(Data entries for graphics)
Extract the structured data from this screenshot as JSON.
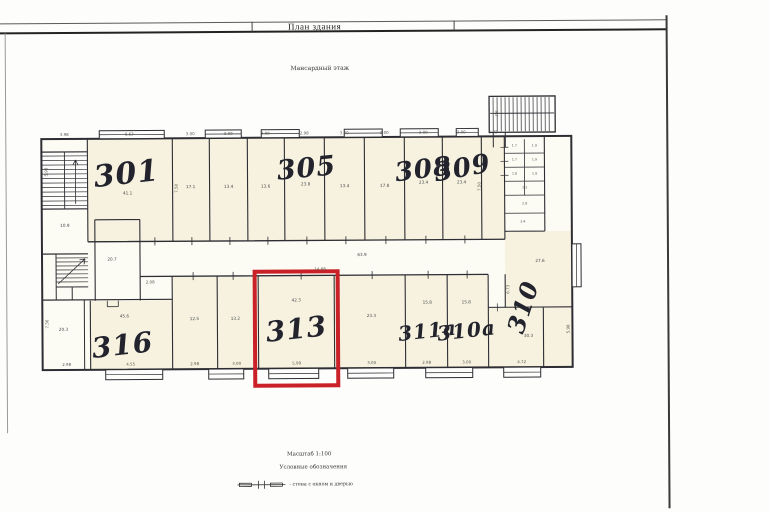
{
  "frame": {
    "title": "План здания"
  },
  "plan": {
    "subtitle": "Мансардный этаж",
    "footer": {
      "scale": "Масштаб 1:100",
      "legend_heading": "Условные обозначения",
      "legend_item_label": "- стена с окном и дверью"
    },
    "highlight": {
      "room": "313",
      "color": "#c92127"
    },
    "room_labels": [
      {
        "t": "301",
        "x": 127,
        "y": 173,
        "s": 30,
        "r": -6
      },
      {
        "t": "305",
        "x": 307,
        "y": 168,
        "s": 27,
        "r": -5
      },
      {
        "t": "308",
        "x": 424,
        "y": 170,
        "s": 26,
        "r": -7
      },
      {
        "t": "309",
        "x": 463,
        "y": 169,
        "s": 26,
        "r": -10
      },
      {
        "t": "316",
        "x": 122,
        "y": 344,
        "s": 28,
        "r": -6
      },
      {
        "t": "313",
        "x": 296,
        "y": 329,
        "s": 28,
        "r": -6
      },
      {
        "t": "311а",
        "x": 427,
        "y": 331,
        "s": 20,
        "r": -6
      },
      {
        "t": "310а",
        "x": 466,
        "y": 331,
        "s": 20,
        "r": -6
      },
      {
        "t": "310",
        "x": 523,
        "y": 308,
        "s": 24,
        "r": -72
      }
    ],
    "annotations": [
      {
        "t": "3.98",
        "x": 65,
        "y": 133,
        "cls": "dim"
      },
      {
        "t": "6.63",
        "x": 130,
        "y": 133,
        "cls": "dim"
      },
      {
        "t": "3.00",
        "x": 191,
        "y": 133,
        "cls": "dim"
      },
      {
        "t": "3.00",
        "x": 229,
        "y": 133,
        "cls": "dim"
      },
      {
        "t": "3.00",
        "x": 266,
        "y": 133,
        "cls": "dim"
      },
      {
        "t": "2.98",
        "x": 305,
        "y": 133,
        "cls": "dim"
      },
      {
        "t": "3.00",
        "x": 345,
        "y": 133,
        "cls": "dim"
      },
      {
        "t": "3.00",
        "x": 385,
        "y": 133,
        "cls": "dim"
      },
      {
        "t": "3.00",
        "x": 424,
        "y": 133,
        "cls": "dim"
      },
      {
        "t": "3.00",
        "x": 462,
        "y": 133,
        "cls": "dim"
      },
      {
        "t": "5.03",
        "x": 494,
        "y": 133,
        "cls": "dim"
      },
      {
        "t": "2.98",
        "x": 66,
        "y": 363,
        "cls": "dim"
      },
      {
        "t": "4.55",
        "x": 130,
        "y": 363,
        "cls": "dim"
      },
      {
        "t": "2.98",
        "x": 194,
        "y": 363,
        "cls": "dim"
      },
      {
        "t": "3.00",
        "x": 236,
        "y": 363,
        "cls": "dim"
      },
      {
        "t": "5.99",
        "x": 296,
        "y": 363,
        "cls": "dim"
      },
      {
        "t": "3.00",
        "x": 371,
        "y": 363,
        "cls": "dim"
      },
      {
        "t": "2.98",
        "x": 426,
        "y": 363,
        "cls": "dim"
      },
      {
        "t": "3.00",
        "x": 466,
        "y": 363,
        "cls": "dim"
      },
      {
        "t": "4.72",
        "x": 521,
        "y": 363,
        "cls": "dim"
      },
      {
        "t": "5.98",
        "x": 47,
        "y": 170,
        "cls": "dimv"
      },
      {
        "t": "7.50",
        "x": 177,
        "y": 187,
        "cls": "dimv"
      },
      {
        "t": "7.50",
        "x": 480,
        "y": 187,
        "cls": "dimv"
      },
      {
        "t": "7.36",
        "x": 47,
        "y": 322,
        "cls": "dimv"
      },
      {
        "t": "6.73",
        "x": 508,
        "y": 290,
        "cls": "dimv"
      },
      {
        "t": "5.98",
        "x": 568,
        "y": 330,
        "cls": "dimv"
      },
      {
        "t": "ЛК",
        "x": 498,
        "y": 114,
        "cls": "dimv"
      },
      {
        "t": "2.08",
        "x": 150,
        "y": 281,
        "cls": "dim"
      },
      {
        "t": "14.68",
        "x": 320,
        "y": 269,
        "cls": "dim"
      },
      {
        "t": "41.1",
        "x": 128,
        "y": 192,
        "cls": "area"
      },
      {
        "t": "17.1",
        "x": 191,
        "y": 186,
        "cls": "area"
      },
      {
        "t": "13.4",
        "x": 229,
        "y": 186,
        "cls": "area"
      },
      {
        "t": "13.6",
        "x": 266,
        "y": 186,
        "cls": "area"
      },
      {
        "t": "23.8",
        "x": 306,
        "y": 184,
        "cls": "area"
      },
      {
        "t": "13.4",
        "x": 345,
        "y": 186,
        "cls": "area"
      },
      {
        "t": "17.8",
        "x": 385,
        "y": 186,
        "cls": "area"
      },
      {
        "t": "23.4",
        "x": 424,
        "y": 183,
        "cls": "area"
      },
      {
        "t": "23.4",
        "x": 462,
        "y": 183,
        "cls": "area"
      },
      {
        "t": "10.9",
        "x": 65,
        "y": 224,
        "cls": "area"
      },
      {
        "t": "20.7",
        "x": 112,
        "y": 258,
        "cls": "area"
      },
      {
        "t": "63.9",
        "x": 362,
        "y": 255,
        "cls": "area"
      },
      {
        "t": "20.3",
        "x": 63,
        "y": 328,
        "cls": "area"
      },
      {
        "t": "45.6",
        "x": 124,
        "y": 315,
        "cls": "area"
      },
      {
        "t": "12.5",
        "x": 194,
        "y": 318,
        "cls": "area"
      },
      {
        "t": "13.2",
        "x": 235,
        "y": 318,
        "cls": "area"
      },
      {
        "t": "42.3",
        "x": 296,
        "y": 300,
        "cls": "area"
      },
      {
        "t": "23.3",
        "x": 371,
        "y": 316,
        "cls": "area"
      },
      {
        "t": "15.8",
        "x": 427,
        "y": 303,
        "cls": "area"
      },
      {
        "t": "15.8",
        "x": 466,
        "y": 303,
        "cls": "area"
      },
      {
        "t": "30.3",
        "x": 528,
        "y": 337,
        "cls": "area"
      },
      {
        "t": "27.6",
        "x": 540,
        "y": 262,
        "cls": "area"
      },
      {
        "t": "1.7",
        "x": 515,
        "y": 147,
        "cls": "tiny"
      },
      {
        "t": "1.9",
        "x": 535,
        "y": 147,
        "cls": "tiny"
      },
      {
        "t": "1.7",
        "x": 515,
        "y": 161,
        "cls": "tiny"
      },
      {
        "t": "1.9",
        "x": 535,
        "y": 161,
        "cls": "tiny"
      },
      {
        "t": "1.8",
        "x": 515,
        "y": 175,
        "cls": "tiny"
      },
      {
        "t": "1.9",
        "x": 535,
        "y": 175,
        "cls": "tiny"
      },
      {
        "t": "3.3",
        "x": 525,
        "y": 189,
        "cls": "tiny"
      },
      {
        "t": "2.8",
        "x": 525,
        "y": 205,
        "cls": "tiny"
      },
      {
        "t": "3.4",
        "x": 523,
        "y": 223,
        "cls": "tiny"
      }
    ]
  }
}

**Request**
Each entry should be repeated exactly as it appears; the pictures stay out.

**The reply**
Extract the structured data from this screenshot as JSON.
{
  "frame": {
    "title": "План здания"
  },
  "plan": {
    "subtitle": "Мансардный этаж",
    "footer": {
      "scale": "Масштаб 1:100",
      "legend_heading": "Условные обозначения",
      "legend_item_label": "- стена с окном и дверью"
    },
    "highlight": {
      "room": "313",
      "color": "#c92127"
    },
    "room_labels": [
      {
        "t": "301",
        "x": 127,
        "y": 173,
        "s": 30,
        "r": -6
      },
      {
        "t": "305",
        "x": 307,
        "y": 168,
        "s": 27,
        "r": -5
      },
      {
        "t": "308",
        "x": 424,
        "y": 170,
        "s": 26,
        "r": -7
      },
      {
        "t": "309",
        "x": 463,
        "y": 169,
        "s": 26,
        "r": -10
      },
      {
        "t": "316",
        "x": 122,
        "y": 344,
        "s": 28,
        "r": -6
      },
      {
        "t": "313",
        "x": 296,
        "y": 329,
        "s": 28,
        "r": -6
      },
      {
        "t": "311а",
        "x": 427,
        "y": 331,
        "s": 20,
        "r": -6
      },
      {
        "t": "310а",
        "x": 466,
        "y": 331,
        "s": 20,
        "r": -6
      },
      {
        "t": "310",
        "x": 523,
        "y": 308,
        "s": 24,
        "r": -72
      }
    ],
    "annotations": [
      {
        "t": "3.98",
        "x": 65,
        "y": 133,
        "cls": "dim"
      },
      {
        "t": "6.63",
        "x": 130,
        "y": 133,
        "cls": "dim"
      },
      {
        "t": "3.00",
        "x": 191,
        "y": 133,
        "cls": "dim"
      },
      {
        "t": "3.00",
        "x": 229,
        "y": 133,
        "cls": "dim"
      },
      {
        "t": "3.00",
        "x": 266,
        "y": 133,
        "cls": "dim"
      },
      {
        "t": "2.98",
        "x": 305,
        "y": 133,
        "cls": "dim"
      },
      {
        "t": "3.00",
        "x": 345,
        "y": 133,
        "cls": "dim"
      },
      {
        "t": "3.00",
        "x": 385,
        "y": 133,
        "cls": "dim"
      },
      {
        "t": "3.00",
        "x": 424,
        "y": 133,
        "cls": "dim"
      },
      {
        "t": "3.00",
        "x": 462,
        "y": 133,
        "cls": "dim"
      },
      {
        "t": "5.03",
        "x": 494,
        "y": 133,
        "cls": "dim"
      },
      {
        "t": "2.98",
        "x": 66,
        "y": 363,
        "cls": "dim"
      },
      {
        "t": "4.55",
        "x": 130,
        "y": 363,
        "cls": "dim"
      },
      {
        "t": "2.98",
        "x": 194,
        "y": 363,
        "cls": "dim"
      },
      {
        "t": "3.00",
        "x": 236,
        "y": 363,
        "cls": "dim"
      },
      {
        "t": "5.99",
        "x": 296,
        "y": 363,
        "cls": "dim"
      },
      {
        "t": "3.00",
        "x": 371,
        "y": 363,
        "cls": "dim"
      },
      {
        "t": "2.98",
        "x": 426,
        "y": 363,
        "cls": "dim"
      },
      {
        "t": "3.00",
        "x": 466,
        "y": 363,
        "cls": "dim"
      },
      {
        "t": "4.72",
        "x": 521,
        "y": 363,
        "cls": "dim"
      },
      {
        "t": "5.98",
        "x": 47,
        "y": 170,
        "cls": "dimv"
      },
      {
        "t": "7.50",
        "x": 177,
        "y": 187,
        "cls": "dimv"
      },
      {
        "t": "7.50",
        "x": 480,
        "y": 187,
        "cls": "dimv"
      },
      {
        "t": "7.36",
        "x": 47,
        "y": 322,
        "cls": "dimv"
      },
      {
        "t": "6.73",
        "x": 508,
        "y": 290,
        "cls": "dimv"
      },
      {
        "t": "5.98",
        "x": 568,
        "y": 330,
        "cls": "dimv"
      },
      {
        "t": "ЛК",
        "x": 498,
        "y": 114,
        "cls": "dimv"
      },
      {
        "t": "2.08",
        "x": 150,
        "y": 281,
        "cls": "dim"
      },
      {
        "t": "14.68",
        "x": 320,
        "y": 269,
        "cls": "dim"
      },
      {
        "t": "41.1",
        "x": 128,
        "y": 192,
        "cls": "area"
      },
      {
        "t": "17.1",
        "x": 191,
        "y": 186,
        "cls": "area"
      },
      {
        "t": "13.4",
        "x": 229,
        "y": 186,
        "cls": "area"
      },
      {
        "t": "13.6",
        "x": 266,
        "y": 186,
        "cls": "area"
      },
      {
        "t": "23.8",
        "x": 306,
        "y": 184,
        "cls": "area"
      },
      {
        "t": "13.4",
        "x": 345,
        "y": 186,
        "cls": "area"
      },
      {
        "t": "17.8",
        "x": 385,
        "y": 186,
        "cls": "area"
      },
      {
        "t": "23.4",
        "x": 424,
        "y": 183,
        "cls": "area"
      },
      {
        "t": "23.4",
        "x": 462,
        "y": 183,
        "cls": "area"
      },
      {
        "t": "10.9",
        "x": 65,
        "y": 224,
        "cls": "area"
      },
      {
        "t": "20.7",
        "x": 112,
        "y": 258,
        "cls": "area"
      },
      {
        "t": "63.9",
        "x": 362,
        "y": 255,
        "cls": "area"
      },
      {
        "t": "20.3",
        "x": 63,
        "y": 328,
        "cls": "area"
      },
      {
        "t": "45.6",
        "x": 124,
        "y": 315,
        "cls": "area"
      },
      {
        "t": "12.5",
        "x": 194,
        "y": 318,
        "cls": "area"
      },
      {
        "t": "13.2",
        "x": 235,
        "y": 318,
        "cls": "area"
      },
      {
        "t": "42.3",
        "x": 296,
        "y": 300,
        "cls": "area"
      },
      {
        "t": "23.3",
        "x": 371,
        "y": 316,
        "cls": "area"
      },
      {
        "t": "15.8",
        "x": 427,
        "y": 303,
        "cls": "area"
      },
      {
        "t": "15.8",
        "x": 466,
        "y": 303,
        "cls": "area"
      },
      {
        "t": "30.3",
        "x": 528,
        "y": 337,
        "cls": "area"
      },
      {
        "t": "27.6",
        "x": 540,
        "y": 262,
        "cls": "area"
      },
      {
        "t": "1.7",
        "x": 515,
        "y": 147,
        "cls": "tiny"
      },
      {
        "t": "1.9",
        "x": 535,
        "y": 147,
        "cls": "tiny"
      },
      {
        "t": "1.7",
        "x": 515,
        "y": 161,
        "cls": "tiny"
      },
      {
        "t": "1.9",
        "x": 535,
        "y": 161,
        "cls": "tiny"
      },
      {
        "t": "1.8",
        "x": 515,
        "y": 175,
        "cls": "tiny"
      },
      {
        "t": "1.9",
        "x": 535,
        "y": 175,
        "cls": "tiny"
      },
      {
        "t": "3.3",
        "x": 525,
        "y": 189,
        "cls": "tiny"
      },
      {
        "t": "2.8",
        "x": 525,
        "y": 205,
        "cls": "tiny"
      },
      {
        "t": "3.4",
        "x": 523,
        "y": 223,
        "cls": "tiny"
      }
    ]
  }
}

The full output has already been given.